(A run of records)

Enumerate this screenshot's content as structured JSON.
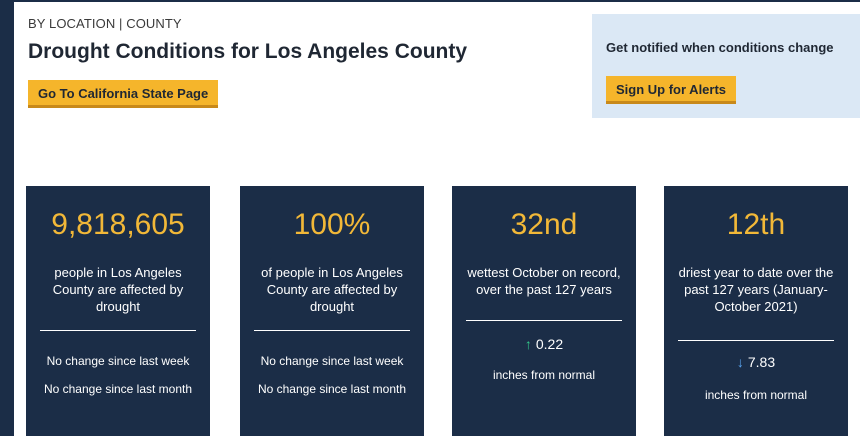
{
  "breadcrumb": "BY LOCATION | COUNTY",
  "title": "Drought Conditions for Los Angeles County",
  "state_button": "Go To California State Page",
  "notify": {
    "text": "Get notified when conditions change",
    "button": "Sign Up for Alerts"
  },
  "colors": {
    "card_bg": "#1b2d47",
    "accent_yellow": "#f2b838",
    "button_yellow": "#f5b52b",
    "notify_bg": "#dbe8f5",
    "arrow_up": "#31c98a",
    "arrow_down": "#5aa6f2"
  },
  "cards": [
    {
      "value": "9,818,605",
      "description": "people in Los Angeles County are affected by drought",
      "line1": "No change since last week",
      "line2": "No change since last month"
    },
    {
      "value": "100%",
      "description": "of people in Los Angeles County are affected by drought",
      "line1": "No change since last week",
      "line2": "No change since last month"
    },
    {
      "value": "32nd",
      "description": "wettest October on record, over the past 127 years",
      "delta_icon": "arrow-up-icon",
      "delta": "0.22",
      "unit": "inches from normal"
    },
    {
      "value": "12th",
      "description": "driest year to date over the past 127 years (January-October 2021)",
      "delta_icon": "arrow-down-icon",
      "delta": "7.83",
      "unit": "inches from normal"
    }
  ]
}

● **THE TASK**
Return all lines containing "October".

● **TASK ANSWER**
      "description": "wettest October on record, over the past 127 years",
      "description": "driest year to date over the past 127 years (January-October 2021)",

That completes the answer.